# WHAT YOU SHOULD DO
Write out the records again, exactly, leaving none out.
::: RECORDS FOR THIS TASK
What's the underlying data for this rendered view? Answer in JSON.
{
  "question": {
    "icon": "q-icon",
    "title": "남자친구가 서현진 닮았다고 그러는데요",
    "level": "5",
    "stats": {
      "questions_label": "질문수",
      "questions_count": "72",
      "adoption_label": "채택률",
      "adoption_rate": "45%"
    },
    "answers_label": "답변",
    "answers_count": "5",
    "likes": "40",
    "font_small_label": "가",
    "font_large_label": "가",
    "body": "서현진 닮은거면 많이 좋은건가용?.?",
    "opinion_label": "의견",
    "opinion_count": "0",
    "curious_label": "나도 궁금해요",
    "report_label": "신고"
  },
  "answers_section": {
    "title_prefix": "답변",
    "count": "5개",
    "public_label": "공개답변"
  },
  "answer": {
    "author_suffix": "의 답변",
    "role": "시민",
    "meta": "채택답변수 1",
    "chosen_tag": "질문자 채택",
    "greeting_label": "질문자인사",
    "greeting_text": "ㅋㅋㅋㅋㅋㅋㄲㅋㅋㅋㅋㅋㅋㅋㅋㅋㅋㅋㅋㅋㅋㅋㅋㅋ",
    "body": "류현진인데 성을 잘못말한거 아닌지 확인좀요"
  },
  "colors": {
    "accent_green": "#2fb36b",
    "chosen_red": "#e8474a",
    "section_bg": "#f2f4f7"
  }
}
::::::
# SOLUTION TO THIS EXERCISE
What's the underlying data for this rendered view? Answer in JSON.
{
  "question": {
    "icon": "q-icon",
    "title": "남자친구가 서현진 닮았다고 그러는데요",
    "level": "5",
    "stats": {
      "questions_label": "질문수",
      "questions_count": "72",
      "adoption_label": "채택률",
      "adoption_rate": "45%"
    },
    "answers_label": "답변",
    "answers_count": "5",
    "likes": "40",
    "font_small_label": "가",
    "font_large_label": "가",
    "body": "서현진 닮은거면 많이 좋은건가용?.?",
    "opinion_label": "의견",
    "opinion_count": "0",
    "curious_label": "나도 궁금해요",
    "report_label": "신고"
  },
  "answers_section": {
    "title_prefix": "답변",
    "count": "5개",
    "public_label": "공개답변"
  },
  "answer": {
    "author_suffix": "의 답변",
    "role": "시민",
    "meta": "채택답변수 1",
    "chosen_tag": "질문자 채택",
    "greeting_label": "질문자인사",
    "greeting_text": "ㅋㅋㅋㅋㅋㅋㄲㅋㅋㅋㅋㅋㅋㅋㅋㅋㅋㅋㅋㅋㅋㅋㅋㅋ",
    "body": "류현진인데 성을 잘못말한거 아닌지 확인좀요"
  },
  "colors": {
    "accent_green": "#2fb36b",
    "chosen_red": "#e8474a",
    "section_bg": "#f2f4f7"
  }
}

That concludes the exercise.